╭──

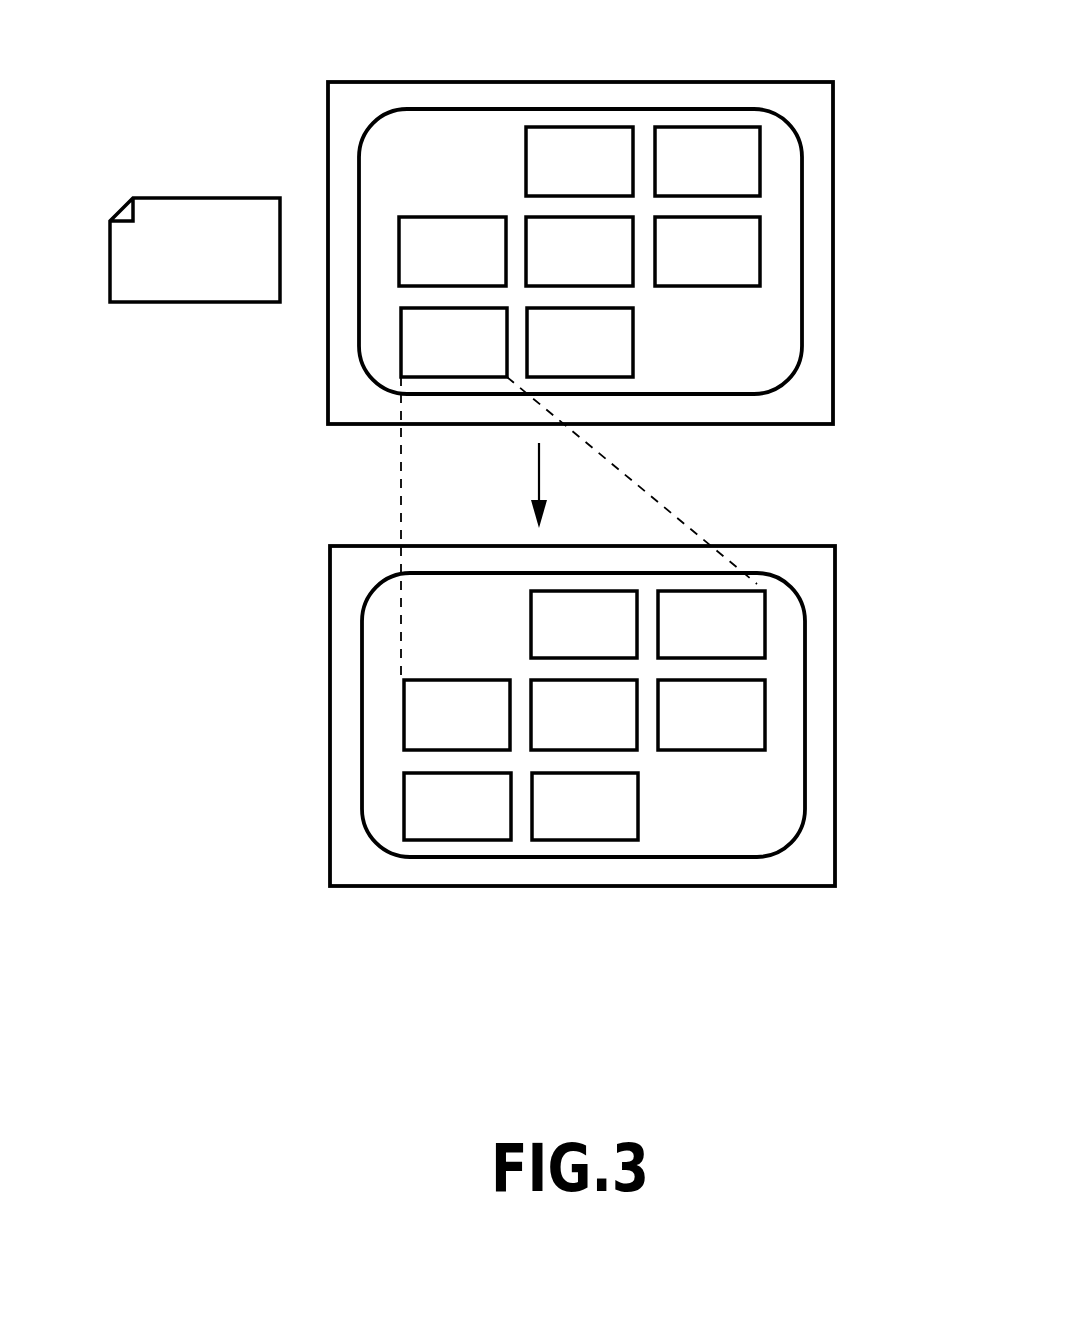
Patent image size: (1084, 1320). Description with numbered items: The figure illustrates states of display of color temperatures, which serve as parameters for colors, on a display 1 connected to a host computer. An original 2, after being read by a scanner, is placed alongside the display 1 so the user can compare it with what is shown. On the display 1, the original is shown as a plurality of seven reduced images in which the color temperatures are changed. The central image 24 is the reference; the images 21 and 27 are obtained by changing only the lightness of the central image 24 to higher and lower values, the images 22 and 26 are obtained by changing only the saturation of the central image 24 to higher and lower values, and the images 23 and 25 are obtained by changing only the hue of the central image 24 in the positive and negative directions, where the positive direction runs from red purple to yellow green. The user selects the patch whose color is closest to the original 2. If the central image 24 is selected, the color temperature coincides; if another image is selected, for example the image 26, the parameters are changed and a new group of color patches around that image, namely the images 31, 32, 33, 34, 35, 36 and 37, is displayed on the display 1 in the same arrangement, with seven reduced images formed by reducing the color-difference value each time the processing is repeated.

The display 1 is at (817, 178).
The original 2 is at (200, 235).
The image 21 is at (578, 147).
The image 22 is at (712, 146).
The image 23 is at (440, 243).
The central image 24 is at (605, 265).
The image 25 is at (735, 250).
The image 26 is at (415, 347).
The image 27 is at (612, 355).
The image 31 is at (585, 612).
The image 32 is at (742, 626).
The image 33 is at (444, 708).
The image 34 is at (610, 728).
The image 35 is at (738, 714).
The image 36 is at (460, 828).
The image 37 is at (597, 828).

╰──

**What to produce**
Extract the lines from the very first one through the line containing "The image 22 is at (712, 146).", including both ends, and reproduce them without changes. Leave the pictures out of your answer.

**Written solution**
Patent image size: (1084, 1320). Description with numbered items: The figure illustrates states of display of color temperatures, which serve as parameters for colors, on a display 1 connected to a host computer. An original 2, after being read by a scanner, is placed alongside the display 1 so the user can compare it with what is shown. On the display 1, the original is shown as a plurality of seven reduced images in which the color temperatures are changed. The central image 24 is the reference; the images 21 and 27 are obtained by changing only the lightness of the central image 24 to higher and lower values, the images 22 and 26 are obtained by changing only the saturation of the central image 24 to higher and lower values, and the images 23 and 25 are obtained by changing only the hue of the central image 24 in the positive and negative directions, where the positive direction runs from red purple to yellow green. The user selects the patch whose color is closest to the original 2. If the central image 24 is selected, the color temperature coincides; if another image is selected, for example the image 26, the parameters are changed and a new group of color patches around that image, namely the images 31, 32, 33, 34, 35, 36 and 37, is displayed on the display 1 in the same arrangement, with seven reduced images formed by reducing the color-difference value each time the processing is repeated.

The display 1 is at (817, 178).
The original 2 is at (200, 235).
The image 21 is at (578, 147).
The image 22 is at (712, 146).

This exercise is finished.